- Given instruction -
Copy out all the records, word for word.

Records from a data source
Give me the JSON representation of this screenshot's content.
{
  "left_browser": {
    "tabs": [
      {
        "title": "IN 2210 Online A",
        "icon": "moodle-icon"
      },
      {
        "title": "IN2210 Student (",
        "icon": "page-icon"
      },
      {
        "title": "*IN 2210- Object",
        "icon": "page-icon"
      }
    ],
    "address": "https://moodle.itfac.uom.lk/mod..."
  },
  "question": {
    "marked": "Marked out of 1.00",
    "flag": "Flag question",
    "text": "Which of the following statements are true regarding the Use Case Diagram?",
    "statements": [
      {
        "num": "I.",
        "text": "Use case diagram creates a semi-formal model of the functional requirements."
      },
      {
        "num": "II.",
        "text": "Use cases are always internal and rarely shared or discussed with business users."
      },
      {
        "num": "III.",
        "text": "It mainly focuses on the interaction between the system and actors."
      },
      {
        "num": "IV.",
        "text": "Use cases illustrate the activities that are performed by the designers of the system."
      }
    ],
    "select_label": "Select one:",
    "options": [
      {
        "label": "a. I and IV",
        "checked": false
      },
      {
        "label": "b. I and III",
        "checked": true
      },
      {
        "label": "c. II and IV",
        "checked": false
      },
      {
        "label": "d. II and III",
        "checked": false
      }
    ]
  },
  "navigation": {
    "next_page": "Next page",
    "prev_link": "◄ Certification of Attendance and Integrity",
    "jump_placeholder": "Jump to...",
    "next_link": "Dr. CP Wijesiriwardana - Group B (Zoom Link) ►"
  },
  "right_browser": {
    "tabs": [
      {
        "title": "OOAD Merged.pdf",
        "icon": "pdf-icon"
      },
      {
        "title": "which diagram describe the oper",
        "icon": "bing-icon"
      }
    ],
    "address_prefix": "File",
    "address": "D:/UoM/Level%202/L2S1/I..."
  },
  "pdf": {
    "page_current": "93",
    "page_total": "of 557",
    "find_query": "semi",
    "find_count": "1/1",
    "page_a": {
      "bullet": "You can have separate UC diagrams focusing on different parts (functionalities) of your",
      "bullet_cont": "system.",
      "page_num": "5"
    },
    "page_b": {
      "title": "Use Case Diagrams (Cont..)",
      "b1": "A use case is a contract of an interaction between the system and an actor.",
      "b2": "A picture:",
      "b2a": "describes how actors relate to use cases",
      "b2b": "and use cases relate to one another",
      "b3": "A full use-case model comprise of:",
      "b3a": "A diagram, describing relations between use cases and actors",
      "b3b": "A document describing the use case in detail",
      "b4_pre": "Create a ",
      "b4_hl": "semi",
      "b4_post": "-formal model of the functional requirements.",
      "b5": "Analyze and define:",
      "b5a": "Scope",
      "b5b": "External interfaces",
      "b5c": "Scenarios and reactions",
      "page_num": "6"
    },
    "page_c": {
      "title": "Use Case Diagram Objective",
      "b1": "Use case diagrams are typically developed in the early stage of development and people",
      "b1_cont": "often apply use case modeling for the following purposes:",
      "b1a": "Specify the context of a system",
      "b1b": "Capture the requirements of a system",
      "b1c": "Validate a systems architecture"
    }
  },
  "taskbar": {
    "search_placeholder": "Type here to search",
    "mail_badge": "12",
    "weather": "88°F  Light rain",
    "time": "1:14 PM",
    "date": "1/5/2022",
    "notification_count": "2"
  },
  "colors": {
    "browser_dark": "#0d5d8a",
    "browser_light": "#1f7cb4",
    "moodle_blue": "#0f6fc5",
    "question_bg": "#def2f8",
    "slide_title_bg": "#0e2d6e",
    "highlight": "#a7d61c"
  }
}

- Exercise solution -
Give me the JSON representation of this screenshot's content.
{
  "left_browser": {
    "tabs": [
      {
        "title": "IN 2210 Online A",
        "icon": "moodle-icon"
      },
      {
        "title": "IN2210 Student (",
        "icon": "page-icon"
      },
      {
        "title": "*IN 2210- Object",
        "icon": "page-icon"
      }
    ],
    "address": "https://moodle.itfac.uom.lk/mod..."
  },
  "question": {
    "marked": "Marked out of 1.00",
    "flag": "Flag question",
    "text": "Which of the following statements are true regarding the Use Case Diagram?",
    "statements": [
      {
        "num": "I.",
        "text": "Use case diagram creates a semi-formal model of the functional requirements."
      },
      {
        "num": "II.",
        "text": "Use cases are always internal and rarely shared or discussed with business users."
      },
      {
        "num": "III.",
        "text": "It mainly focuses on the interaction between the system and actors."
      },
      {
        "num": "IV.",
        "text": "Use cases illustrate the activities that are performed by the designers of the system."
      }
    ],
    "select_label": "Select one:",
    "options": [
      {
        "label": "a. I and IV",
        "checked": false
      },
      {
        "label": "b. I and III",
        "checked": true
      },
      {
        "label": "c. II and IV",
        "checked": false
      },
      {
        "label": "d. II and III",
        "checked": false
      }
    ]
  },
  "navigation": {
    "next_page": "Next page",
    "prev_link": "◄ Certification of Attendance and Integrity",
    "jump_placeholder": "Jump to...",
    "next_link": "Dr. CP Wijesiriwardana - Group B (Zoom Link) ►"
  },
  "right_browser": {
    "tabs": [
      {
        "title": "OOAD Merged.pdf",
        "icon": "pdf-icon"
      },
      {
        "title": "which diagram describe the oper",
        "icon": "bing-icon"
      }
    ],
    "address_prefix": "File",
    "address": "D:/UoM/Level%202/L2S1/I..."
  },
  "pdf": {
    "page_current": "93",
    "page_total": "of 557",
    "find_query": "semi",
    "find_count": "1/1",
    "page_a": {
      "bullet": "You can have separate UC diagrams focusing on different parts (functionalities) of your",
      "bullet_cont": "system.",
      "page_num": "5"
    },
    "page_b": {
      "title": "Use Case Diagrams (Cont..)",
      "b1": "A use case is a contract of an interaction between the system and an actor.",
      "b2": "A picture:",
      "b2a": "describes how actors relate to use cases",
      "b2b": "and use cases relate to one another",
      "b3": "A full use-case model comprise of:",
      "b3a": "A diagram, describing relations between use cases and actors",
      "b3b": "A document describing the use case in detail",
      "b4_pre": "Create a ",
      "b4_hl": "semi",
      "b4_post": "-formal model of the functional requirements.",
      "b5": "Analyze and define:",
      "b5a": "Scope",
      "b5b": "External interfaces",
      "b5c": "Scenarios and reactions",
      "page_num": "6"
    },
    "page_c": {
      "title": "Use Case Diagram Objective",
      "b1": "Use case diagrams are typically developed in the early stage of development and people",
      "b1_cont": "often apply use case modeling for the following purposes:",
      "b1a": "Specify the context of a system",
      "b1b": "Capture the requirements of a system",
      "b1c": "Validate a systems architecture"
    }
  },
  "taskbar": {
    "search_placeholder": "Type here to search",
    "mail_badge": "12",
    "weather": "88°F  Light rain",
    "time": "1:14 PM",
    "date": "1/5/2022",
    "notification_count": "2"
  },
  "colors": {
    "browser_dark": "#0d5d8a",
    "browser_light": "#1f7cb4",
    "moodle_blue": "#0f6fc5",
    "question_bg": "#def2f8",
    "slide_title_bg": "#0e2d6e",
    "highlight": "#a7d61c"
  }
}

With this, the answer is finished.